Render the items below as a JSON list of strings, one string per line and no blank lines. Cover only the span from the first line through the line that contains "chevron-down-icon[interactable] bbox=[792, 41, 806, 55]", including both ends.
++++ INFORMATION SHOWN
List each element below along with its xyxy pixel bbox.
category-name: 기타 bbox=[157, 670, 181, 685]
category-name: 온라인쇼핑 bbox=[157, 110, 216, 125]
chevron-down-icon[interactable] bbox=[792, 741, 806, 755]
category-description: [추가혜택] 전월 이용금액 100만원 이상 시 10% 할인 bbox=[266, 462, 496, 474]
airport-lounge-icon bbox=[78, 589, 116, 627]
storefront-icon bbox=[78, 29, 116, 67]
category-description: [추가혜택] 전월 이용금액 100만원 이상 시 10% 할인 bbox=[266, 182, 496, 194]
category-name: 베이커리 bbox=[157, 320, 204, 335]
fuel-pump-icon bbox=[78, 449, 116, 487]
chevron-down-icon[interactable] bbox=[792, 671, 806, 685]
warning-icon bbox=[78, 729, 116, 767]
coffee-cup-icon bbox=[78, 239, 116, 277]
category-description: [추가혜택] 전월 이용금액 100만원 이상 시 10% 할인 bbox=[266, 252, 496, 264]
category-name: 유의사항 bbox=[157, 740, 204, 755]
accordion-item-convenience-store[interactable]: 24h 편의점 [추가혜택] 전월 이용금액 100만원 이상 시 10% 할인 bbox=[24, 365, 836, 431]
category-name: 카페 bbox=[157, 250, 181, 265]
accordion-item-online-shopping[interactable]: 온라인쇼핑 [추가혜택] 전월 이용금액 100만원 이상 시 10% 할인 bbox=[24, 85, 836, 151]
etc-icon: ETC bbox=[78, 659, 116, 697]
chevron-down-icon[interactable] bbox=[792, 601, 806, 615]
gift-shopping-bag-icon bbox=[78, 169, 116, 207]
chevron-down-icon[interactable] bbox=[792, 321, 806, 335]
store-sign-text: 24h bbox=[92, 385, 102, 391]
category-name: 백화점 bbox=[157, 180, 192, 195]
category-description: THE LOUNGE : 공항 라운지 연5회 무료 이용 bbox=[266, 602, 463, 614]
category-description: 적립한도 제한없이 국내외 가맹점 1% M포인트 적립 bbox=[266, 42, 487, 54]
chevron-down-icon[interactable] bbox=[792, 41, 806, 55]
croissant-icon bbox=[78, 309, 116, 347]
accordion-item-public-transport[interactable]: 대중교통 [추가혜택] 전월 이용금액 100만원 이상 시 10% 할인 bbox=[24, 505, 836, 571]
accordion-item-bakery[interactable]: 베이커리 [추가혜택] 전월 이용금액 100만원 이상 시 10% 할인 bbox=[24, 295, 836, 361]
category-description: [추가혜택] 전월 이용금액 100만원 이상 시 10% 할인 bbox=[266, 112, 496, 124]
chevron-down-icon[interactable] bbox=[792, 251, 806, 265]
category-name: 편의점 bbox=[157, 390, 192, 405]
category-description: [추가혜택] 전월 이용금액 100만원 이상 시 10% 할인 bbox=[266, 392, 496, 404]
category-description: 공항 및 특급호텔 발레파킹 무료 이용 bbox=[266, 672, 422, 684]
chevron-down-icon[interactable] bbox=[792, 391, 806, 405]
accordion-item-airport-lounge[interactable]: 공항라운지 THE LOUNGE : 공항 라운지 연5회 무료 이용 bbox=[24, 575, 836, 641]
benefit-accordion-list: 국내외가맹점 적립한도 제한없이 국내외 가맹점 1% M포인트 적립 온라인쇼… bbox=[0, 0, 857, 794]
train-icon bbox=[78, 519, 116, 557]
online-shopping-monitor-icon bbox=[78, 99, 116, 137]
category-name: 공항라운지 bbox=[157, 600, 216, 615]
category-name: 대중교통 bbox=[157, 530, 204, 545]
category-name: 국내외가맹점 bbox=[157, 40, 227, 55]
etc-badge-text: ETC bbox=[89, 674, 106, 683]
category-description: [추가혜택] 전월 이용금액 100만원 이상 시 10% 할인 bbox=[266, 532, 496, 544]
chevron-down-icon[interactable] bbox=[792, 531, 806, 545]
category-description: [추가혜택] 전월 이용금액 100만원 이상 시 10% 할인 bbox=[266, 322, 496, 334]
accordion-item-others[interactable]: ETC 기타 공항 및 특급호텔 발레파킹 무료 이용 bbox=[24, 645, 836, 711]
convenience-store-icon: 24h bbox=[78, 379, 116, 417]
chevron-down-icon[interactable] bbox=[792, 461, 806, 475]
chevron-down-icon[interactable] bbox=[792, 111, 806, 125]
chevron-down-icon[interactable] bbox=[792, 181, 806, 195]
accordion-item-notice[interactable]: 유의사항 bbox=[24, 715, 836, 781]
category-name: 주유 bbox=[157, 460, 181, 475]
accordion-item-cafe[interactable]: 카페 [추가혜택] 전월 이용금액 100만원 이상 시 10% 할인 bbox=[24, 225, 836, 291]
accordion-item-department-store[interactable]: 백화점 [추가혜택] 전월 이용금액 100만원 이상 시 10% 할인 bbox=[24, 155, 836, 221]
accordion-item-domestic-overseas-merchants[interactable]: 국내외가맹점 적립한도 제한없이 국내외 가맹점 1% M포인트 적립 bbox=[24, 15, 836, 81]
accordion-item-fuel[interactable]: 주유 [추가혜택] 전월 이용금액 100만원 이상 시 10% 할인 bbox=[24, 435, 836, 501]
++++++++
- [ANSWER BELOW]:
[
  "List each element below along with its xyxy pixel bbox.",
  "category-name: 기타 bbox=[157, 670, 181, 685]",
  "category-name: 온라인쇼핑 bbox=[157, 110, 216, 125]",
  "chevron-down-icon[interactable] bbox=[792, 741, 806, 755]",
  "category-description: [추가혜택] 전월 이용금액 100만원 이상 시 10% 할인 bbox=[266, 462, 496, 474]",
  "airport-lounge-icon bbox=[78, 589, 116, 627]",
  "storefront-icon bbox=[78, 29, 116, 67]",
  "category-description: [추가혜택] 전월 이용금액 100만원 이상 시 10% 할인 bbox=[266, 182, 496, 194]",
  "category-name: 베이커리 bbox=[157, 320, 204, 335]",
  "fuel-pump-icon bbox=[78, 449, 116, 487]",
  "chevron-down-icon[interactable] bbox=[792, 671, 806, 685]",
  "warning-icon bbox=[78, 729, 116, 767]",
  "coffee-cup-icon bbox=[78, 239, 116, 277]",
  "category-description: [추가혜택] 전월 이용금액 100만원 이상 시 10% 할인 bbox=[266, 252, 496, 264]",
  "category-name: 유의사항 bbox=[157, 740, 204, 755]",
  "accordion-item-convenience-store[interactable]: 24h 편의점 [추가혜택] 전월 이용금액 100만원 이상 시 10% 할인 bbox=[24, 365, 836, 431]",
  "category-name: 카페 bbox=[157, 250, 181, 265]",
  "accordion-item-online-shopping[interactable]: 온라인쇼핑 [추가혜택] 전월 이용금액 100만원 이상 시 10% 할인 bbox=[24, 85, 836, 151]",
  "etc-icon: ETC bbox=[78, 659, 116, 697]",
  "chevron-down-icon[interactable] bbox=[792, 601, 806, 615]",
  "gift-shopping-bag-icon bbox=[78, 169, 116, 207]",
  "chevron-down-icon[interactable] bbox=[792, 321, 806, 335]",
  "store-sign-text: 24h bbox=[92, 385, 102, 391]",
  "category-name: 백화점 bbox=[157, 180, 192, 195]",
  "category-description: THE LOUNGE : 공항 라운지 연5회 무료 이용 bbox=[266, 602, 463, 614]",
  "category-description: 적립한도 제한없이 국내외 가맹점 1% M포인트 적립 bbox=[266, 42, 487, 54]",
  "chevron-down-icon[interactable] bbox=[792, 41, 806, 55]"
]